What is the mechanism of action of pantoprazole, and what are the pathophysiological factors that put critically ill ICU patients at high risk for stress-related mucosal disease and bleeding?

Key Response

Tests basic pharmacology (irreversible inhibition of the gastric H+/K+ ATPase pump) and the pathophysiology of stress ulcers, which is primarily driven by splanchnic hypoperfusion, ischemia, and breakdown of the protective mucosal barrier due to shock or mechanical ventilation.

Resident
Resident

Given the results of the SUP-ICU trial showing reduced bleeding but no mortality benefit, how do you risk-stratify ICU patients to decide who actually needs stress ulcer prophylaxis versus who can safely omit it?

Key Response

Residents must translate trial data into daily practice. Major traditional risk factors include mechanical ventilation for over 48 hours and coagulopathy. Understanding that not every ICU patient needs a PPI helps prevent polypharmacy and emphasizes targeted therapy.

Fellow
Fellow

The SUP-ICU trial demonstrated a reduction in clinically important GI bleeding. As a critical care fellow, how do you evaluate the trial's specific criteria for 'clinically important bleeding', and how does this composite definition compare to the self-limiting mucosal oozing often seen in the ICU?

Key Response

Fellows need to deeply parse trial definitions. 'Clinically important bleeding' requires bleeding accompanied by hemodynamic compromise, need for intervention, or blood transfusions. Distinguishing this from clinically silent bleeding is vital for evaluating the true patient-centered benefit of the intervention.

Attending
Attending

For years, stress ulcer prophylaxis was an automatic default in ICU order sets. How does the lack of mortality benefit in the SUP-ICU trial, combined with the low absolute event rate of severe bleeding, change how we teach stewardship of acid-suppressive therapies and de-escalation to house staff?

Key Response

Attendings guide unit culture. This prompts reflection on breaking historical dogmas, minimizing unnecessary interventions, and teaching trainees to evaluate the risk-benefit ratio of prophylactic medications rather than relying blindly on automatic order sets.

- [EXERCISE A]
Return the portion of the stress ulcer prophylaxis text between "Given the results" and "emphasizes targeted therapy.", inclusive.
- [EXERCISE B]
Which two major traditional risk factors does the stress ulcer prophylaxis text name?
Draw only on the stress ulcer prophylaxis text.

- [EXTRACTED ENTRIES]
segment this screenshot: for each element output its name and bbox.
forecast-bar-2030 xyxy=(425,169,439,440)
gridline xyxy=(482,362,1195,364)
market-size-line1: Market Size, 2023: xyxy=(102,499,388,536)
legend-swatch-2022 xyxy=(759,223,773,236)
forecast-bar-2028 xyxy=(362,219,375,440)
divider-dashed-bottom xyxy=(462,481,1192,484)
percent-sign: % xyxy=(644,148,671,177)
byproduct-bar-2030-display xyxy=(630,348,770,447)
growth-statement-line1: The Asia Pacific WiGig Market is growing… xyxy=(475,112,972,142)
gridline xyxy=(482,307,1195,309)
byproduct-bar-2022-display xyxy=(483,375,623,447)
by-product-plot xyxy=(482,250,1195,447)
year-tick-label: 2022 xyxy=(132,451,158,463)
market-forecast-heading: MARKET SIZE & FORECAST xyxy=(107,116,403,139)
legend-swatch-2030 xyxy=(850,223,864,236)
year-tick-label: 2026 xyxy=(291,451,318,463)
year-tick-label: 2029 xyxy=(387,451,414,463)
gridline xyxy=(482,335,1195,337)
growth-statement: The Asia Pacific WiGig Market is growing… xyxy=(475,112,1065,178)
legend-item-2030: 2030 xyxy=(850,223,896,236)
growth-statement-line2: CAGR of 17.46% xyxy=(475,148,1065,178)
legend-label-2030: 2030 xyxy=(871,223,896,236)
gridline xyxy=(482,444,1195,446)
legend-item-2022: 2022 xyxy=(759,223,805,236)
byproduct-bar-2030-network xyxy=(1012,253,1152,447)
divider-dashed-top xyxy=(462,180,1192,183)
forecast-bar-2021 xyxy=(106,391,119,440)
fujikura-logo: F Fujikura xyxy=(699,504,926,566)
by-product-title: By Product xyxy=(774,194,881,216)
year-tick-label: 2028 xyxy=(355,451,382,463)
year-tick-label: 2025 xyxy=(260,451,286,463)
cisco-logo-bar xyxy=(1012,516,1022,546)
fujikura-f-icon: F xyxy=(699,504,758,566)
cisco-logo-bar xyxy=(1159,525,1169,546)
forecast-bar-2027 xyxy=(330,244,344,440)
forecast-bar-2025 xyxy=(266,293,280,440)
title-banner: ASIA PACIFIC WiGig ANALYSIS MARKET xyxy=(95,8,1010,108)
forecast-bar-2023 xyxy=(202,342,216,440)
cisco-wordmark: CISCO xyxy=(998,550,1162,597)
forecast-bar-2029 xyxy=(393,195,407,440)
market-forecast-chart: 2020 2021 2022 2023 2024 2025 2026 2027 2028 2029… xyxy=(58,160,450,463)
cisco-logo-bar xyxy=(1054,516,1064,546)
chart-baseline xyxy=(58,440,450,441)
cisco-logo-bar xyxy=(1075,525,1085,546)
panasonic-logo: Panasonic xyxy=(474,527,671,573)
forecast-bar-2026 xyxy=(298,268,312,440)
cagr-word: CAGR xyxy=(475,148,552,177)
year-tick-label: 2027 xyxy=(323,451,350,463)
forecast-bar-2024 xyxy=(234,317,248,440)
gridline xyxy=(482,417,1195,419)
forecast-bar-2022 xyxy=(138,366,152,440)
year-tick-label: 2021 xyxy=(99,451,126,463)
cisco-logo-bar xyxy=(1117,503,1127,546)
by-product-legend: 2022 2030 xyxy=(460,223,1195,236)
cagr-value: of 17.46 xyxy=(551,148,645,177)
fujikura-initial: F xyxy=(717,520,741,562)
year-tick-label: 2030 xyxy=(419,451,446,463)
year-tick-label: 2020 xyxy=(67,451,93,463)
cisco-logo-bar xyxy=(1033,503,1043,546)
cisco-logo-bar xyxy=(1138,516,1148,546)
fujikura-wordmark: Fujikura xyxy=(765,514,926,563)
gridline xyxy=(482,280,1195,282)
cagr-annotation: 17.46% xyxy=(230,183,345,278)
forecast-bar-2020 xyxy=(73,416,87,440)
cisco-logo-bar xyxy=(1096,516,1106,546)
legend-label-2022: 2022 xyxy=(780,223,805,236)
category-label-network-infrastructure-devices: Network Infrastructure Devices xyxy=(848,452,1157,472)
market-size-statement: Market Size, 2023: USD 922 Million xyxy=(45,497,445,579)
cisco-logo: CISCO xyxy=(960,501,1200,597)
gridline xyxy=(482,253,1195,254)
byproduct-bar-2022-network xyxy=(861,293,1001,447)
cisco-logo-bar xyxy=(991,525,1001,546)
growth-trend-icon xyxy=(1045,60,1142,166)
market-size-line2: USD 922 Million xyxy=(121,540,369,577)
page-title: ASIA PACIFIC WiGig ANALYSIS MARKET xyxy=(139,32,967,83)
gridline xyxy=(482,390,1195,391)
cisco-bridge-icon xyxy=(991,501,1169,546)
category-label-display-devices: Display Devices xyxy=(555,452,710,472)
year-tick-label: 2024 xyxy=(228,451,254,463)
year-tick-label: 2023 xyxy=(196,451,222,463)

- [RESPONSE AREA A]
Given the results of the SUP-ICU trial showing reduced bleeding but no mortality benefit, how do you risk-stratify ICU patients to decide who actually needs stress ulcer prophylaxis versus who can safely omit it?

Key Response

Residents must translate trial data into daily practice. Major traditional risk factors include mechanical ventilation for over 48 hours and coagulopathy. Understanding that not every ICU patient needs a PPI helps prevent polypharmacy and emphasizes targeted therapy.

- [RESPONSE AREA B]
Mechanical ventilation for over 48 hours and coagulopathy.